STORED ROWS:

= = =

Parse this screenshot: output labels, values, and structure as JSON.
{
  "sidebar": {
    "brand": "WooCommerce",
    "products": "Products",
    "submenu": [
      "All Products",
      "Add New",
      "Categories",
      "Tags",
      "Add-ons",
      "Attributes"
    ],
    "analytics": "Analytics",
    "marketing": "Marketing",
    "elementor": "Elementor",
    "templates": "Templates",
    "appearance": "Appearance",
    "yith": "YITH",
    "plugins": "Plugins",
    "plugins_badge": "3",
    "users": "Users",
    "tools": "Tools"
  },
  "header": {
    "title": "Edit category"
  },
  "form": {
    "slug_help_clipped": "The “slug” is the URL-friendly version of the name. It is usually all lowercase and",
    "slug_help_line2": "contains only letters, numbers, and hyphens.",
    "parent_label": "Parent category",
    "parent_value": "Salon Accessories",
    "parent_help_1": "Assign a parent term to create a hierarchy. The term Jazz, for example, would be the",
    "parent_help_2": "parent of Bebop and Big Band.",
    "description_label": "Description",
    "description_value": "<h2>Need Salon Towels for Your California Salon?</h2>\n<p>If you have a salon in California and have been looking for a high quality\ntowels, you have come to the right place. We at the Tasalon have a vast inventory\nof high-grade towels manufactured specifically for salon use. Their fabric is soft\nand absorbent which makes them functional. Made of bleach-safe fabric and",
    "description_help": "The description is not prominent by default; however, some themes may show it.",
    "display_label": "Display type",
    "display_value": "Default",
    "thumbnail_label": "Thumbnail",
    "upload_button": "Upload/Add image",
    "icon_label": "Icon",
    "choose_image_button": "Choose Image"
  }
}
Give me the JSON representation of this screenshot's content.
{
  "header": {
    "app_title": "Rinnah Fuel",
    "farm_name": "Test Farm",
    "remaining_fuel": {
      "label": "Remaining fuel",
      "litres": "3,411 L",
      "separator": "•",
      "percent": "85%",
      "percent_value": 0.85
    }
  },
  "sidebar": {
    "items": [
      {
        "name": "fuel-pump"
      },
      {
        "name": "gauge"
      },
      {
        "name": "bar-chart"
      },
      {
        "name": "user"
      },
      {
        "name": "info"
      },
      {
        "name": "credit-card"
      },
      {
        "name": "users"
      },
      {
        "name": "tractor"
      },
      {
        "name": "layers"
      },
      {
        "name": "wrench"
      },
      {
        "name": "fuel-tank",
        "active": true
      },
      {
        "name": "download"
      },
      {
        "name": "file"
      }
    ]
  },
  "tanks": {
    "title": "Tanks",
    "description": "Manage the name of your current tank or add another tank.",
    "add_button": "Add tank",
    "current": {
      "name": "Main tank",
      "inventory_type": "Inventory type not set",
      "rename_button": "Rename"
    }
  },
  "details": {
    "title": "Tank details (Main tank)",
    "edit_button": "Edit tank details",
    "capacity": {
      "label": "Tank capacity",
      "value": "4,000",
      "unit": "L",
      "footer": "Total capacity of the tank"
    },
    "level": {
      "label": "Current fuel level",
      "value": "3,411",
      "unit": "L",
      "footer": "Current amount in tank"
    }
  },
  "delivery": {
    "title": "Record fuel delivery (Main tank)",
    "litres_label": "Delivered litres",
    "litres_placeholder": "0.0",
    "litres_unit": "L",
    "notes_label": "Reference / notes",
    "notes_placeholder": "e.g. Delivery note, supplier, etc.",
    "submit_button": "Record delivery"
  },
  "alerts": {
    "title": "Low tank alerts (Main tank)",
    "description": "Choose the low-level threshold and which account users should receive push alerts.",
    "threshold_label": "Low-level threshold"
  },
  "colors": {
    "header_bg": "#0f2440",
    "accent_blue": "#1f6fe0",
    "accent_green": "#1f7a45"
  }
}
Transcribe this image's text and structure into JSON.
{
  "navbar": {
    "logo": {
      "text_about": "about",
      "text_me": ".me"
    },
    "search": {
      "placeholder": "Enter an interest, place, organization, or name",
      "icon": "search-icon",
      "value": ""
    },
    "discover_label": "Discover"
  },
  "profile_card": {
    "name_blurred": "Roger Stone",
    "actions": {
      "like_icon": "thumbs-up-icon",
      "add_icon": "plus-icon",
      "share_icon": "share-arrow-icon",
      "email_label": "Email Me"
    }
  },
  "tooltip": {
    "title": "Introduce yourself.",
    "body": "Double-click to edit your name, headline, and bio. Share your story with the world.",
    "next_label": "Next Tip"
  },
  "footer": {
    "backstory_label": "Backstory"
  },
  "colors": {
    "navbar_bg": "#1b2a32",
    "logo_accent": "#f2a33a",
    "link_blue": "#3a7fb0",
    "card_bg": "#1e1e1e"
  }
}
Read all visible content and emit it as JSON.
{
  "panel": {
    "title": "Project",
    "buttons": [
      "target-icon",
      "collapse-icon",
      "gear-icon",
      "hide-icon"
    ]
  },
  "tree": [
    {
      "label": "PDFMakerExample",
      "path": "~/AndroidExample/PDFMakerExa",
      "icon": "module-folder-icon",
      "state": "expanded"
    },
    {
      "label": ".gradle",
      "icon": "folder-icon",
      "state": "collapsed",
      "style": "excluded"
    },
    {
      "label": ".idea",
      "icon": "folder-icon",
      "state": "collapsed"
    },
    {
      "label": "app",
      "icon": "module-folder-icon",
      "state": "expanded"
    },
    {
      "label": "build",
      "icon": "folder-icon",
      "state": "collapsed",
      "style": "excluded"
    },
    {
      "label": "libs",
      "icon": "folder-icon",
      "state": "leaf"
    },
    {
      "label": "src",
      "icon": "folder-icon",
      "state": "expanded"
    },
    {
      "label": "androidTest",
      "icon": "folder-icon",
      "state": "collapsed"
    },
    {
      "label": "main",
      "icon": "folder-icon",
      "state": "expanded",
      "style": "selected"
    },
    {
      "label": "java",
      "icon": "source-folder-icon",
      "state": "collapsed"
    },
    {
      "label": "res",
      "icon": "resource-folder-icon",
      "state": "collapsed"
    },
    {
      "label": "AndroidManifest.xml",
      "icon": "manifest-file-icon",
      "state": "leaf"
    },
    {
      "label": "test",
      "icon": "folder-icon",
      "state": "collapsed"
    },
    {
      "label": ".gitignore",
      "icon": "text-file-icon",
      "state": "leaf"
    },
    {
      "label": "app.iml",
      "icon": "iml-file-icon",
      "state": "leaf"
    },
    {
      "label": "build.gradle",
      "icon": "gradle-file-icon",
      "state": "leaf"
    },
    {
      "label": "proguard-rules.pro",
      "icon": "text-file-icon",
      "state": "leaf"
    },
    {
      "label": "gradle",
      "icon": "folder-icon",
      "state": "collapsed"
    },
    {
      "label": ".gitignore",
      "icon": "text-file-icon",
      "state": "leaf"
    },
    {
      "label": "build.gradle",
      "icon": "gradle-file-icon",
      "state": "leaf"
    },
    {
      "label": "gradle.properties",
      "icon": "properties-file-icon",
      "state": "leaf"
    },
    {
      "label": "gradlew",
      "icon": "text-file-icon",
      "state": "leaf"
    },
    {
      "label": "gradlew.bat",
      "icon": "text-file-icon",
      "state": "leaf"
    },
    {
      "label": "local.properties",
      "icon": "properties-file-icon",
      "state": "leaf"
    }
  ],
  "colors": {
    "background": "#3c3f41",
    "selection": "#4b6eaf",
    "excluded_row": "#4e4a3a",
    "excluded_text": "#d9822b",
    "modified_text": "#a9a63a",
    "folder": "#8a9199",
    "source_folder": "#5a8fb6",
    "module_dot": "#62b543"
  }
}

= = =

WHAT NEEDS TO BE DONE:
Go back to the listing above and please repeat it exactly.

OUTPUT OF THE TASK:
Parse this screenshot: output labels, values, and structure as JSON.
{
  "sidebar": {
    "brand": "WooCommerce",
    "products": "Products",
    "submenu": [
      "All Products",
      "Add New",
      "Categories",
      "Tags",
      "Add-ons",
      "Attributes"
    ],
    "analytics": "Analytics",
    "marketing": "Marketing",
    "elementor": "Elementor",
    "templates": "Templates",
    "appearance": "Appearance",
    "yith": "YITH",
    "plugins": "Plugins",
    "plugins_badge": "3",
    "users": "Users",
    "tools": "Tools"
  },
  "header": {
    "title": "Edit category"
  },
  "form": {
    "slug_help_clipped": "The “slug” is the URL-friendly version of the name. It is usually all lowercase and",
    "slug_help_line2": "contains only letters, numbers, and hyphens.",
    "parent_label": "Parent category",
    "parent_value": "Salon Accessories",
    "parent_help_1": "Assign a parent term to create a hierarchy. The term Jazz, for example, would be the",
    "parent_help_2": "parent of Bebop and Big Band.",
    "description_label": "Description",
    "description_value": "<h2>Need Salon Towels for Your California Salon?</h2>\n<p>If you have a salon in California and have been looking for a high quality\ntowels, you have come to the right place. We at the Tasalon have a vast inventory\nof high-grade towels manufactured specifically for salon use. Their fabric is soft\nand absorbent which makes them functional. Made of bleach-safe fabric and",
    "description_help": "The description is not prominent by default; however, some themes may show it.",
    "display_label": "Display type",
    "display_value": "Default",
    "thumbnail_label": "Thumbnail",
    "upload_button": "Upload/Add image",
    "icon_label": "Icon",
    "choose_image_button": "Choose Image"
  }
}
Give me the JSON representation of this screenshot's content.
{
  "header": {
    "app_title": "Rinnah Fuel",
    "farm_name": "Test Farm",
    "remaining_fuel": {
      "label": "Remaining fuel",
      "litres": "3,411 L",
      "separator": "•",
      "percent": "85%",
      "percent_value": 0.85
    }
  },
  "sidebar": {
    "items": [
      {
        "name": "fuel-pump"
      },
      {
        "name": "gauge"
      },
      {
        "name": "bar-chart"
      },
      {
        "name": "user"
      },
      {
        "name": "info"
      },
      {
        "name": "credit-card"
      },
      {
        "name": "users"
      },
      {
        "name": "tractor"
      },
      {
        "name": "layers"
      },
      {
        "name": "wrench"
      },
      {
        "name": "fuel-tank",
        "active": true
      },
      {
        "name": "download"
      },
      {
        "name": "file"
      }
    ]
  },
  "tanks": {
    "title": "Tanks",
    "description": "Manage the name of your current tank or add another tank.",
    "add_button": "Add tank",
    "current": {
      "name": "Main tank",
      "inventory_type": "Inventory type not set",
      "rename_button": "Rename"
    }
  },
  "details": {
    "title": "Tank details (Main tank)",
    "edit_button": "Edit tank details",
    "capacity": {
      "label": "Tank capacity",
      "value": "4,000",
      "unit": "L",
      "footer": "Total capacity of the tank"
    },
    "level": {
      "label": "Current fuel level",
      "value": "3,411",
      "unit": "L",
      "footer": "Current amount in tank"
    }
  },
  "delivery": {
    "title": "Record fuel delivery (Main tank)",
    "litres_label": "Delivered litres",
    "litres_placeholder": "0.0",
    "litres_unit": "L",
    "notes_label": "Reference / notes",
    "notes_placeholder": "e.g. Delivery note, supplier, etc.",
    "submit_button": "Record delivery"
  },
  "alerts": {
    "title": "Low tank alerts (Main tank)",
    "description": "Choose the low-level threshold and which account users should receive push alerts.",
    "threshold_label": "Low-level threshold"
  },
  "colors": {
    "header_bg": "#0f2440",
    "accent_blue": "#1f6fe0",
    "accent_green": "#1f7a45"
  }
}
Transcribe this image's text and structure into JSON.
{
  "navbar": {
    "logo": {
      "text_about": "about",
      "text_me": ".me"
    },
    "search": {
      "placeholder": "Enter an interest, place, organization, or name",
      "icon": "search-icon",
      "value": ""
    },
    "discover_label": "Discover"
  },
  "profile_card": {
    "name_blurred": "Roger Stone",
    "actions": {
      "like_icon": "thumbs-up-icon",
      "add_icon": "plus-icon",
      "share_icon": "share-arrow-icon",
      "email_label": "Email Me"
    }
  },
  "tooltip": {
    "title": "Introduce yourself.",
    "body": "Double-click to edit your name, headline, and bio. Share your story with the world.",
    "next_label": "Next Tip"
  },
  "footer": {
    "backstory_label": "Backstory"
  },
  "colors": {
    "navbar_bg": "#1b2a32",
    "logo_accent": "#f2a33a",
    "link_blue": "#3a7fb0",
    "card_bg": "#1e1e1e"
  }
}
Read all visible content and emit it as JSON.
{
  "panel": {
    "title": "Project",
    "buttons": [
      "target-icon",
      "collapse-icon",
      "gear-icon",
      "hide-icon"
    ]
  },
  "tree": [
    {
      "label": "PDFMakerExample",
      "path": "~/AndroidExample/PDFMakerExa",
      "icon": "module-folder-icon",
      "state": "expanded"
    },
    {
      "label": ".gradle",
      "icon": "folder-icon",
      "state": "collapsed",
      "style": "excluded"
    },
    {
      "label": ".idea",
      "icon": "folder-icon",
      "state": "collapsed"
    },
    {
      "label": "app",
      "icon": "module-folder-icon",
      "state": "expanded"
    },
    {
      "label": "build",
      "icon": "folder-icon",
      "state": "collapsed",
      "style": "excluded"
    },
    {
      "label": "libs",
      "icon": "folder-icon",
      "state": "leaf"
    },
    {
      "label": "src",
      "icon": "folder-icon",
      "state": "expanded"
    },
    {
      "label": "androidTest",
      "icon": "folder-icon",
      "state": "collapsed"
    },
    {
      "label": "main",
      "icon": "folder-icon",
      "state": "expanded",
      "style": "selected"
    },
    {
      "label": "java",
      "icon": "source-folder-icon",
      "state": "collapsed"
    },
    {
      "label": "res",
      "icon": "resource-folder-icon",
      "state": "collapsed"
    },
    {
      "label": "AndroidManifest.xml",
      "icon": "manifest-file-icon",
      "state": "leaf"
    },
    {
      "label": "test",
      "icon": "folder-icon",
      "state": "collapsed"
    },
    {
      "label": ".gitignore",
      "icon": "text-file-icon",
      "state": "leaf"
    },
    {
      "label": "app.iml",
      "icon": "iml-file-icon",
      "state": "leaf"
    },
    {
      "label": "build.gradle",
      "icon": "gradle-file-icon",
      "state": "leaf"
    },
    {
      "label": "proguard-rules.pro",
      "icon": "text-file-icon",
      "state": "leaf"
    },
    {
      "label": "gradle",
      "icon": "folder-icon",
      "state": "collapsed"
    },
    {
      "label": ".gitignore",
      "icon": "text-file-icon",
      "state": "leaf"
    },
    {
      "label": "build.gradle",
      "icon": "gradle-file-icon",
      "state": "leaf"
    },
    {
      "label": "gradle.properties",
      "icon": "properties-file-icon",
      "state": "leaf"
    },
    {
      "label": "gradlew",
      "icon": "text-file-icon",
      "state": "leaf"
    },
    {
      "label": "gradlew.bat",
      "icon": "text-file-icon",
      "state": "leaf"
    },
    {
      "label": "local.properties",
      "icon": "properties-file-icon",
      "state": "leaf"
    }
  ],
  "colors": {
    "background": "#3c3f41",
    "selection": "#4b6eaf",
    "excluded_row": "#4e4a3a",
    "excluded_text": "#d9822b",
    "modified_text": "#a9a63a",
    "folder": "#8a9199",
    "source_folder": "#5a8fb6",
    "module_dot": "#62b543"
  }
}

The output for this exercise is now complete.